--- start of Data lines ---
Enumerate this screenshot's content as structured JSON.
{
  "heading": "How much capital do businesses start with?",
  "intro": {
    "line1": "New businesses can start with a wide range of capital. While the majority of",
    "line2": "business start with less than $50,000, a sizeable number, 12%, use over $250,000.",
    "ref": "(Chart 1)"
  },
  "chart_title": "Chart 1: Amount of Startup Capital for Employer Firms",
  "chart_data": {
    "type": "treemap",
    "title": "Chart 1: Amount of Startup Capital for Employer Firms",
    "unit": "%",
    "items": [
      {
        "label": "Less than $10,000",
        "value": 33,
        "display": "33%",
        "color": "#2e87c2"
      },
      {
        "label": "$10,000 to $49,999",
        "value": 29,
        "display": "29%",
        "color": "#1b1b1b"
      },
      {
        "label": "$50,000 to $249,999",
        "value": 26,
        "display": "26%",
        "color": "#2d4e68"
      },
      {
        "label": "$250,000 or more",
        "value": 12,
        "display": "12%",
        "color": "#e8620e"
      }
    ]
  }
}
--- end of Data lines ---
== Task ==
Without leaving anything out, quote all the data.

== Response to this task ==
Enumerate this screenshot's content as structured JSON.
{
  "heading": "How much capital do businesses start with?",
  "intro": {
    "line1": "New businesses can start with a wide range of capital. While the majority of",
    "line2": "business start with less than $50,000, a sizeable number, 12%, use over $250,000.",
    "ref": "(Chart 1)"
  },
  "chart_title": "Chart 1: Amount of Startup Capital for Employer Firms",
  "chart_data": {
    "type": "treemap",
    "title": "Chart 1: Amount of Startup Capital for Employer Firms",
    "unit": "%",
    "items": [
      {
        "label": "Less than $10,000",
        "value": 33,
        "display": "33%",
        "color": "#2e87c2"
      },
      {
        "label": "$10,000 to $49,999",
        "value": 29,
        "display": "29%",
        "color": "#1b1b1b"
      },
      {
        "label": "$50,000 to $249,999",
        "value": 26,
        "display": "26%",
        "color": "#2d4e68"
      },
      {
        "label": "$250,000 or more",
        "value": 12,
        "display": "12%",
        "color": "#e8620e"
      }
    ]
  }
}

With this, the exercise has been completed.